(Records that describe figures)
________________________________________

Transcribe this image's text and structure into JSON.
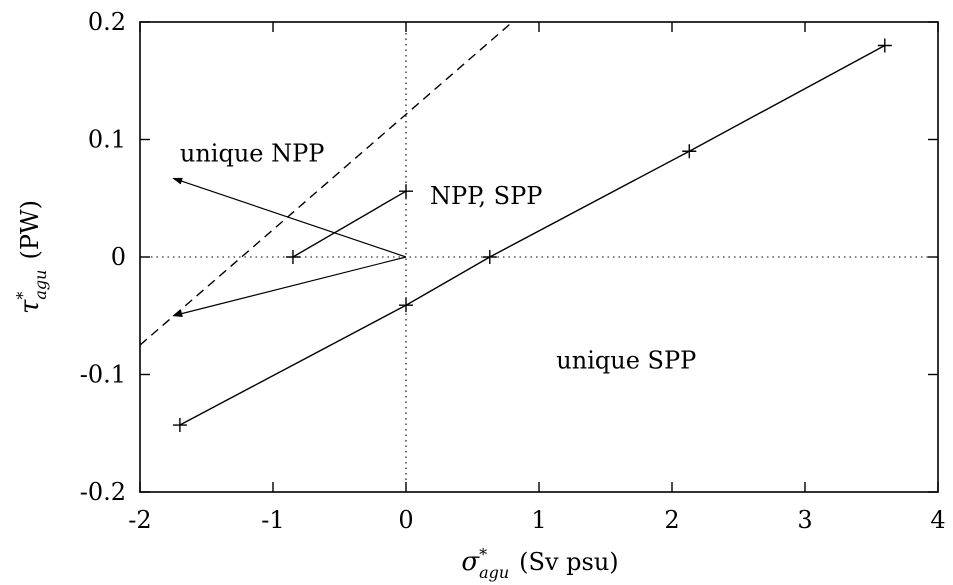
{
  "chart_data": {
    "type": "line",
    "title": "",
    "xlabel": {
      "symbol": "σ",
      "sup": "*",
      "sub": "agu",
      "unit": "(Sv psu)"
    },
    "ylabel": {
      "symbol": "τ",
      "sup": "*",
      "sub": "agu",
      "unit": "(PW)"
    },
    "xlim": [
      -2,
      4
    ],
    "ylim": [
      -0.2,
      0.2
    ],
    "xticks": [
      "-2",
      "-1",
      "0",
      "1",
      "2",
      "3",
      "4"
    ],
    "yticks": [
      "-0.2",
      "-0.1",
      "0",
      "0.1",
      "0.2"
    ],
    "xtick_values": [
      -2,
      -1,
      0,
      1,
      2,
      3,
      4
    ],
    "ytick_values": [
      -0.2,
      -0.1,
      0,
      0.1,
      0.2
    ],
    "grid": false,
    "legend": "none",
    "reference_lines": [
      {
        "orientation": "horizontal",
        "value": 0,
        "style": "dotted"
      },
      {
        "orientation": "vertical",
        "value": 0,
        "style": "dotted"
      }
    ],
    "series": [
      {
        "style": "solid",
        "markers": "plus",
        "x": [
          -1.7,
          0,
          0.63,
          2.13,
          3.6
        ],
        "y": [
          -0.143,
          -0.041,
          0,
          0.09,
          0.18
        ]
      },
      {
        "style": "solid",
        "markers": "plus",
        "x": [
          -0.85,
          0
        ],
        "y": [
          0,
          0.056
        ]
      },
      {
        "style": "dashed",
        "markers": "none",
        "x": [
          -2,
          0.8
        ],
        "y": [
          -0.075,
          0.2
        ]
      }
    ],
    "arrows": [
      {
        "from": [
          0,
          0
        ],
        "to": [
          -1.75,
          0.067
        ]
      },
      {
        "from": [
          0,
          0
        ],
        "to": [
          -1.75,
          -0.05
        ]
      }
    ],
    "annotations": [
      {
        "text": "unique NPP",
        "x": -1.7,
        "y": 0.088
      },
      {
        "text": "NPP, SPP",
        "x": 0.18,
        "y": 0.052
      },
      {
        "text": "unique SPP",
        "x": 1.13,
        "y": -0.088
      }
    ]
  }
}
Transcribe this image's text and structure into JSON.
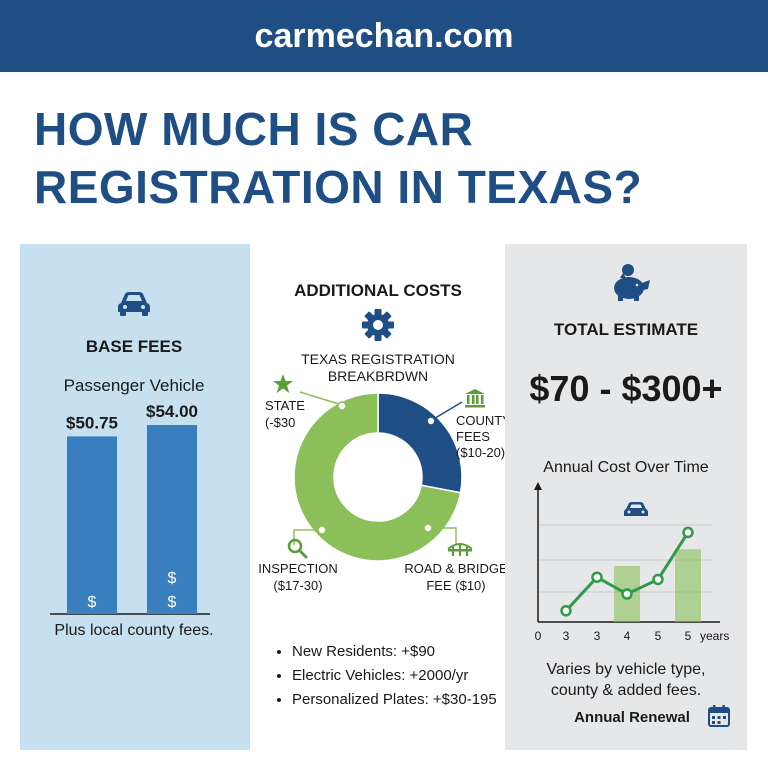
{
  "site": "carmechan.com",
  "headline": {
    "line1": "HOW MUCH IS CAR",
    "line2": "REGISTRATION IN TEXAS?"
  },
  "colors": {
    "brand": "#1f4e84",
    "bar": "#3a7fbf",
    "green": "#8bbf5a",
    "dark_green": "#2e9a4a",
    "left_panel": "#c6e0ef",
    "right_panel": "#e6e7e9"
  },
  "base_fees": {
    "icon": "car-icon",
    "title": "BASE FEES",
    "subtitle": "Passenger Vehicle",
    "footnote": "Plus local county fees."
  },
  "additional": {
    "title": "ADDITIONAL COSTS",
    "icon": "gear-icon",
    "donut_title_line1": "TEXAS REGISTRATION",
    "donut_title_line2": "BREAKBRDWN",
    "labels": {
      "state_1": "STATE",
      "state_2": "(-$30",
      "county_1": "COUNTY",
      "county_2": "FEES",
      "county_3": "($10-20)",
      "inspection_1": "INSPECTION",
      "inspection_2": "($17-30)",
      "road_1": "ROAD & BRIDGE",
      "road_2": "FEE ($10)"
    },
    "notes": [
      "New Residents: +$90",
      "Electric Vehicles: +2000/yr",
      "Personalized Plates: +$30-195"
    ]
  },
  "total": {
    "icon": "piggy-bank-icon",
    "title": "TOTAL ESTIMATE",
    "range": "$70 - $300+",
    "chart_title": "Annual Cost Over Time",
    "footnote_line1": "Varies by vehicle type,",
    "footnote_line2": "county & added fees.",
    "renewal": "Annual Renewal",
    "renewal_icon": "calendar-icon"
  },
  "chart_data": [
    {
      "type": "bar",
      "title": "BASE FEES",
      "categories": [
        "",
        ""
      ],
      "values": [
        50.75,
        54.0
      ],
      "data_labels": [
        "$50.75",
        "$54.00"
      ],
      "bar_symbols": [
        "$",
        "$ $"
      ],
      "ylim": [
        0,
        100
      ]
    },
    {
      "type": "pie",
      "title": "TEXAS REGISTRATION BREAKBRDWN",
      "donut": true,
      "slices": [
        {
          "label": "COUNTY FEES",
          "value": 28,
          "color": "#1f4e84"
        },
        {
          "label": "ROAD & BRIDGE FEE / INSPECTION / STATE",
          "value": 72,
          "color": "#8bbf5a"
        }
      ]
    },
    {
      "type": "line",
      "title": "Annual Cost Over Time",
      "x_ticks": [
        "0",
        "3",
        "3",
        "4",
        "5",
        "5"
      ],
      "x_unit": "years",
      "ylim": [
        0,
        100
      ],
      "series": [
        {
          "values": [
            10,
            40,
            25,
            38,
            80
          ]
        }
      ],
      "bars": [
        {
          "x_index": 3,
          "value": 50
        },
        {
          "x_index": 5,
          "value": 65
        }
      ],
      "grid": true
    }
  ]
}
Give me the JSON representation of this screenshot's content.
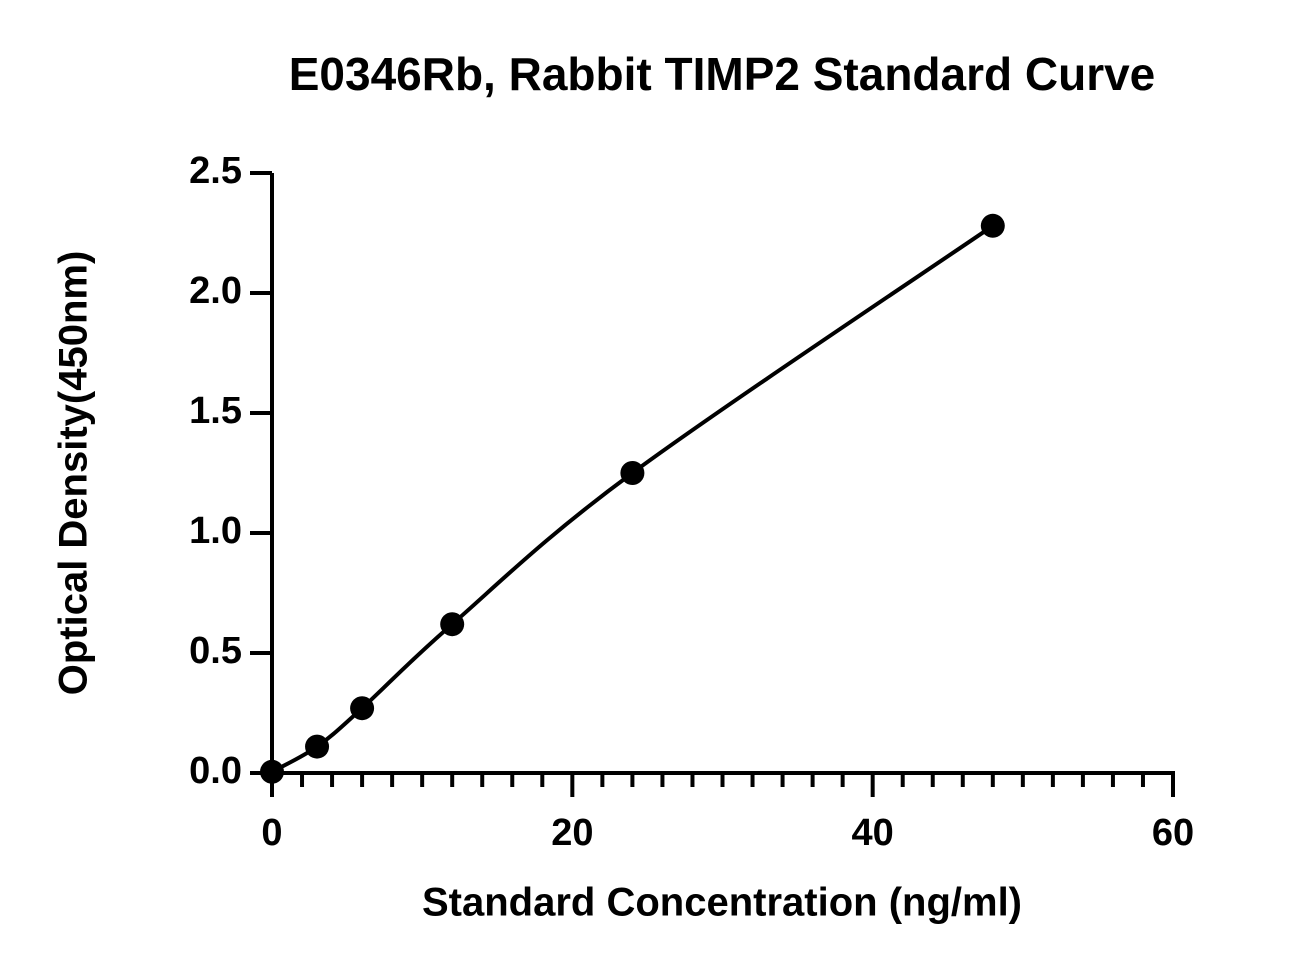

________________________________________

◆ Given task ◆
Write out each entry exactly as given, but skip the pictures.

◆ Exercise result ◆
Transcribe this image's text and structure into JSON.
{
  "chart_data": {
    "type": "line",
    "title": "",
    "xlabel": {
      "symbol": "σ",
      "sup": "*",
      "sub": "agu",
      "unit": "(Sv psu)"
    },
    "ylabel": {
      "symbol": "τ",
      "sup": "*",
      "sub": "agu",
      "unit": "(PW)"
    },
    "xlim": [
      -2,
      4
    ],
    "ylim": [
      -0.2,
      0.2
    ],
    "xticks": [
      "-2",
      "-1",
      "0",
      "1",
      "2",
      "3",
      "4"
    ],
    "yticks": [
      "-0.2",
      "-0.1",
      "0",
      "0.1",
      "0.2"
    ],
    "xtick_values": [
      -2,
      -1,
      0,
      1,
      2,
      3,
      4
    ],
    "ytick_values": [
      -0.2,
      -0.1,
      0,
      0.1,
      0.2
    ],
    "grid": false,
    "legend": "none",
    "reference_lines": [
      {
        "orientation": "horizontal",
        "value": 0,
        "style": "dotted"
      },
      {
        "orientation": "vertical",
        "value": 0,
        "style": "dotted"
      }
    ],
    "series": [
      {
        "style": "solid",
        "markers": "plus",
        "x": [
          -1.7,
          0,
          0.63,
          2.13,
          3.6
        ],
        "y": [
          -0.143,
          -0.041,
          0,
          0.09,
          0.18
        ]
      },
      {
        "style": "solid",
        "markers": "plus",
        "x": [
          -0.85,
          0
        ],
        "y": [
          0,
          0.056
        ]
      },
      {
        "style": "dashed",
        "markers": "none",
        "x": [
          -2,
          0.8
        ],
        "y": [
          -0.075,
          0.2
        ]
      }
    ],
    "arrows": [
      {
        "from": [
          0,
          0
        ],
        "to": [
          -1.75,
          0.067
        ]
      },
      {
        "from": [
          0,
          0
        ],
        "to": [
          -1.75,
          -0.05
        ]
      }
    ],
    "annotations": [
      {
        "text": "unique NPP",
        "x": -1.7,
        "y": 0.088
      },
      {
        "text": "NPP, SPP",
        "x": 0.18,
        "y": 0.052
      },
      {
        "text": "unique SPP",
        "x": 1.13,
        "y": -0.088
      }
    ]
  }
}
Transcribe this image's text and structure into JSON.
{
  "site": "carmechan.com",
  "headline": {
    "line1": "HOW MUCH IS CAR",
    "line2": "REGISTRATION IN TEXAS?"
  },
  "colors": {
    "brand": "#1f4e84",
    "bar": "#3a7fbf",
    "green": "#8bbf5a",
    "dark_green": "#2e9a4a",
    "left_panel": "#c6e0ef",
    "right_panel": "#e6e7e9"
  },
  "base_fees": {
    "icon": "car-icon",
    "title": "BASE FEES",
    "subtitle": "Passenger Vehicle",
    "footnote": "Plus local county fees."
  },
  "additional": {
    "title": "ADDITIONAL COSTS",
    "icon": "gear-icon",
    "donut_title_line1": "TEXAS REGISTRATION",
    "donut_title_line2": "BREAKBRDWN",
    "labels": {
      "state_1": "STATE",
      "state_2": "(-$30",
      "county_1": "COUNTY",
      "county_2": "FEES",
      "county_3": "($10-20)",
      "inspection_1": "INSPECTION",
      "inspection_2": "($17-30)",
      "road_1": "ROAD & BRIDGE",
      "road_2": "FEE ($10)"
    },
    "notes": [
      "New Residents: +$90",
      "Electric Vehicles: +2000/yr",
      "Personalized Plates: +$30-195"
    ]
  },
  "total": {
    "icon": "piggy-bank-icon",
    "title": "TOTAL ESTIMATE",
    "range": "$70 - $300+",
    "chart_title": "Annual Cost Over Time",
    "footnote_line1": "Varies by vehicle type,",
    "footnote_line2": "county & added fees.",
    "renewal": "Annual Renewal",
    "renewal_icon": "calendar-icon"
  },
  "chart_data": [
    {
      "type": "bar",
      "title": "BASE FEES",
      "categories": [
        "",
        ""
      ],
      "values": [
        50.75,
        54.0
      ],
      "data_labels": [
        "$50.75",
        "$54.00"
      ],
      "bar_symbols": [
        "$",
        "$ $"
      ],
      "ylim": [
        0,
        100
      ]
    },
    {
      "type": "pie",
      "title": "TEXAS REGISTRATION BREAKBRDWN",
      "donut": true,
      "slices": [
        {
          "label": "COUNTY FEES",
          "value": 28,
          "color": "#1f4e84"
        },
        {
          "label": "ROAD & BRIDGE FEE / INSPECTION / STATE",
          "value": 72,
          "color": "#8bbf5a"
        }
      ]
    },
    {
      "type": "line",
      "title": "Annual Cost Over Time",
      "x_ticks": [
        "0",
        "3",
        "3",
        "4",
        "5",
        "5"
      ],
      "x_unit": "years",
      "ylim": [
        0,
        100
      ],
      "series": [
        {
          "values": [
            10,
            40,
            25,
            38,
            80
          ]
        }
      ],
      "bars": [
        {
          "x_index": 3,
          "value": 50
        },
        {
          "x_index": 5,
          "value": 65
        }
      ],
      "grid": true
    }
  ]
}
Give me the JSON representation of this screenshot's content.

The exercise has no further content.